>> Begin

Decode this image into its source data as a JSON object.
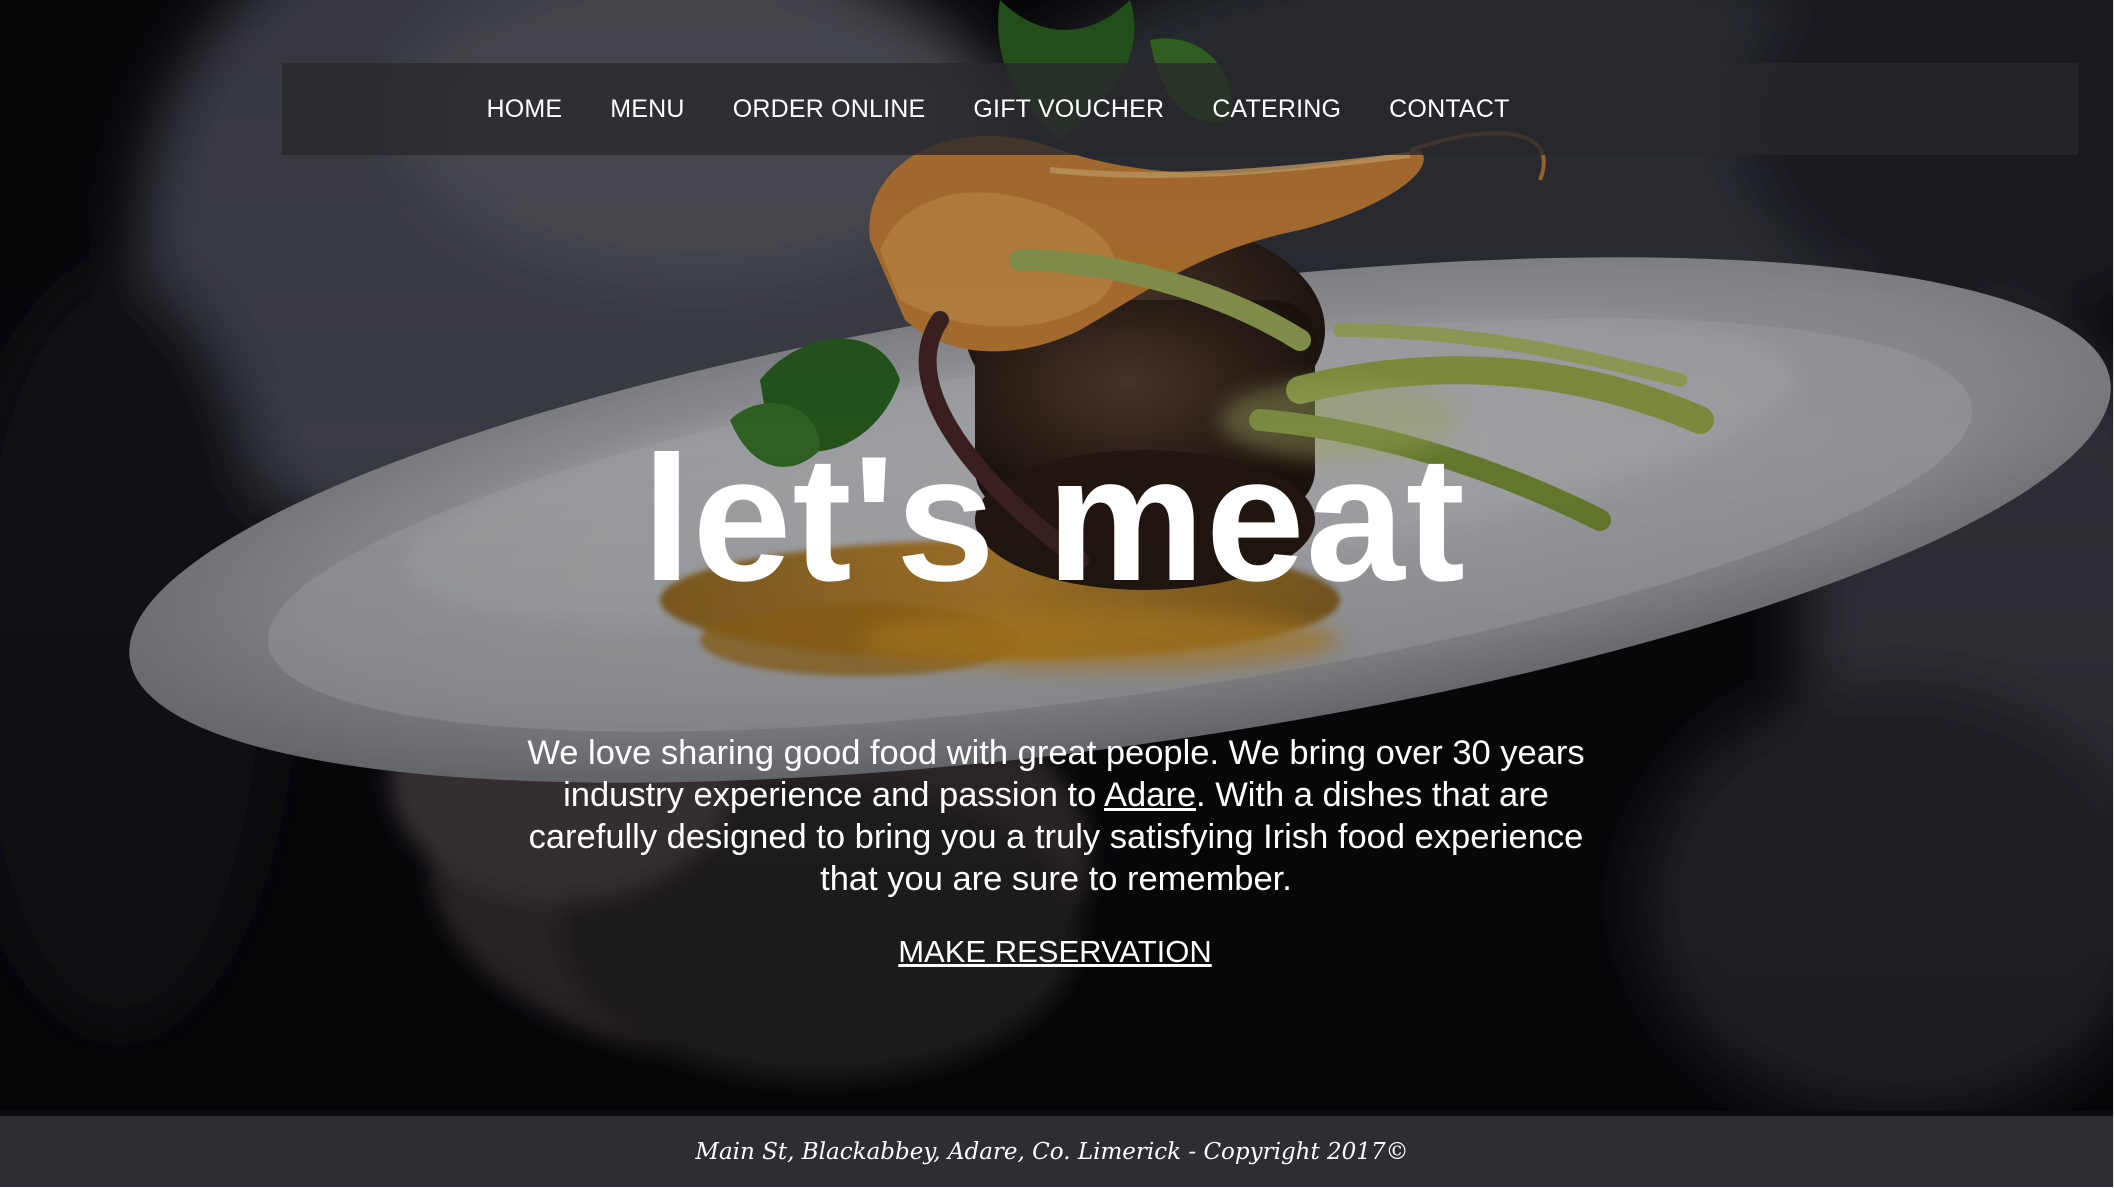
{
  "nav": {
    "items": [
      {
        "label": "HOME"
      },
      {
        "label": "MENU"
      },
      {
        "label": "ORDER ONLINE"
      },
      {
        "label": "GIFT VOUCHER"
      },
      {
        "label": "CATERING"
      },
      {
        "label": "CONTACT"
      }
    ]
  },
  "hero": {
    "title": "let's meat",
    "intro_before_link": "We love sharing good food with great people. We bring over 30 years industry experience and passion to ",
    "intro_link": "Adare",
    "intro_after_link": ". With a dishes that are carefully designed to bring you a truly satisfying Irish food experience that you are sure to remember.",
    "cta": "MAKE RESERVATION",
    "photo_icon": "plated-steak-and-prawn-photo"
  },
  "footer": {
    "text": "Main St, Blackabbey, Adare, Co. Limerick - Copyright 2017©"
  },
  "colors": {
    "nav_bar": "#28282c",
    "footer_bg": "#2d2e33",
    "text": "#ffffff"
  }
}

>> End

> REQUIREMENTS
Output the material word for word, omitting its pictures.

> OUTPUT BELOW
Decode this image into its source data as a JSON object.
{
  "nav": {
    "items": [
      {
        "label": "HOME"
      },
      {
        "label": "MENU"
      },
      {
        "label": "ORDER ONLINE"
      },
      {
        "label": "GIFT VOUCHER"
      },
      {
        "label": "CATERING"
      },
      {
        "label": "CONTACT"
      }
    ]
  },
  "hero": {
    "title": "let's meat",
    "intro_before_link": "We love sharing good food with great people. We bring over 30 years industry experience and passion to ",
    "intro_link": "Adare",
    "intro_after_link": ". With a dishes that are carefully designed to bring you a truly satisfying Irish food experience that you are sure to remember.",
    "cta": "MAKE RESERVATION",
    "photo_icon": "plated-steak-and-prawn-photo"
  },
  "footer": {
    "text": "Main St, Blackabbey, Adare, Co. Limerick - Copyright 2017©"
  },
  "colors": {
    "nav_bar": "#28282c",
    "footer_bg": "#2d2e33",
    "text": "#ffffff"
  }
}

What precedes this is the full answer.